Top twenty frequently occurring words in each LDA topic
Figure 1: Top twenty frequently occurring words in each LDA topic. Colour-coded according to research interpretation, with words interpreted as being most closely aligned to the interpreted topics colour-coded.

To explore these initial results further it was also possible to visualise them alongside other variables, including the results of other unsupervised analyses. In Figure 2, for instance, we can see how topic allocation plays out according to the various channels by which texts were gathered, suggesting that texts gathered from Facebook, email and Flickr contained a higher proportion of texts allocated to the ‘Experiential and Emotions’ topic by LDA processing.

LDA topic allocation - Graph
Figure 2: Proportion of texts gathered via each automated collection method according to LDA topic allocation

Figure 3 visualises the LDA results alongside another unsupervised algorithmic analysis, sentiment analysis, and suggested a high concentration of texts in the ‘Time and Place’ topic clustered around a neutral sentiment, whilst ‘Emotion and Experience’ texts appeared to exhibit a wider spread of positive and negative scores. Figure 4, meanwhile, visualises some frequent words revealed by the LDA process in terms of trends across the lifetime of the project. The rise in mentions of Spotify and vinyl since 2013, along with the downward trend in mentions of iTunes and downloads, appears to tally somewhat with what appears to be happening in popular music consumption more widely.15

Scatterplot graph
Figure 3: Scatterplot demonstrating relationship between Sentiment Analysis scores and Standard Deviation in Topic Allocation, coloured according to LDA Topic Allocation.
Percentage Chart
Figure 4: Percentage of texts containing keywords across each of the years 2013-2016, inclusive.

Although these initial results and exploratory visualisations are potentially useful and may lead to further questions, it was still necessary to delve a little deeper, both in terms of finding interesting things about music reception, but also in terms of exploring how the process of analysing data in this way produces forms of knowledge. An example of a potentially useful route towards this can be seen if we go back to the LDA topic allocation outlined in Figure 1 and look specifically at words relating to the ‘Formats and Technologies’ topic. We may notice, for instance, that the word vinyl appears instead amongst the ‘Experience and Emotions’ topic, and that words related to mobile-based digital listening formats and technologies, such as ipod, shuffle and headphones, appear in the ‘Time and Place’ topic. An interesting initial observation is that these allocations seems to perhaps fit with some more widely held notions of those two modes of listening as having distinct characteristics: vinyl is often associated with a more ‘warm’, ‘authentic’ and ‘real’ experience of listening; digital listening by comparison is seen as cold, distracted, and functional. This may suggest that the texts gathered by Harkive perhaps contain descriptions that repeat similar ideas, and moreover that the LDA process has been efficient in revealing this. But is that indeed the case?

Topic scores
Figure 5: LDA Topic Allocation scores for the first 10 documents in the corpus. Each row produces 5 values, each associated with a topic, that are divisions of a total score of 1.

# Stored data:
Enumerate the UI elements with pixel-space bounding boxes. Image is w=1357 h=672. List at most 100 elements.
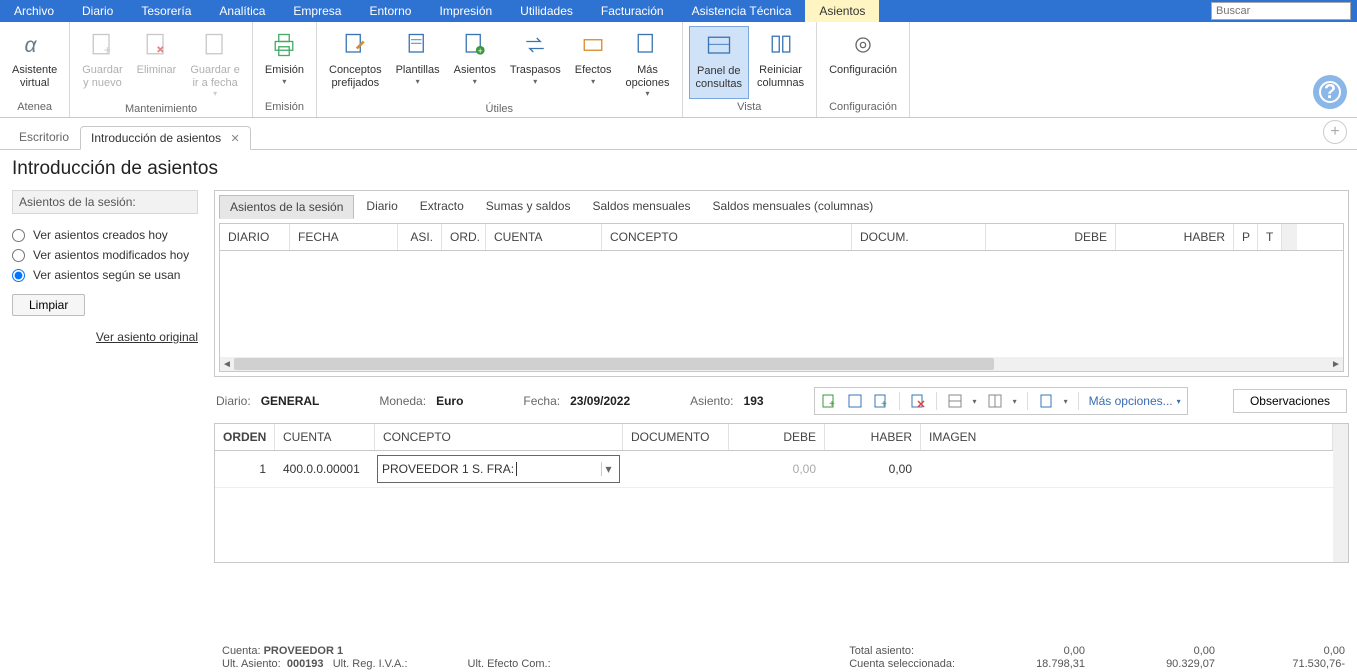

# Problems:
• A. List every numbered figure in the passage on LDA topic analysis, with what its caption says it shows.
• B. Extract the span of the passage on LDA topic analysis that begins at the words "Figure 3 visualises" and ends after "LDA Topic Allocation.".
None of the data is needed here.

# Expected outputs:
• A.
- Figure 1: the top twenty frequently occurring words in each LDA topic
- Figure 2: the proportion of texts gathered via each automated collection method according to LDA topic allocation
- Figure 3: a scatterplot demonstrating the relationship between Sentiment Analysis scores and Standard Deviation in Topic Allocation, coloured according to LDA Topic Allocation
- Figure 4: the percentage of texts containing keywords across each of the years 2013-2016, inclusive
- Figure 5: LDA Topic Allocation scores for the first 10 documents in the corpus

• B.
Figure 3 visualises the LDA results alongside another unsupervised algorithmic analysis, sentiment analysis, and suggested a high concentration of texts in the ‘Time and Place’ topic clustered around a neutral sentiment, whilst ‘Emotion and Experience’ texts appeared to exhibit a wider spread of positive and negative scores. Figure 4, meanwhile, visualises some frequent words revealed by the LDA process in terms of trends across the lifetime of the project. The rise in mentions of Spotify and vinyl since 2013, along with the downward trend in mentions of iTunes and downloads, appears to tally somewhat with what appears to be happening in popular music consumption more widely.15

Scatterplot graph
Figure 3: Scatterplot demonstrating relationship between Sentiment Analysis scores and Standard Deviation in Topic Allocation, coloured according to LDA Topic Allocation.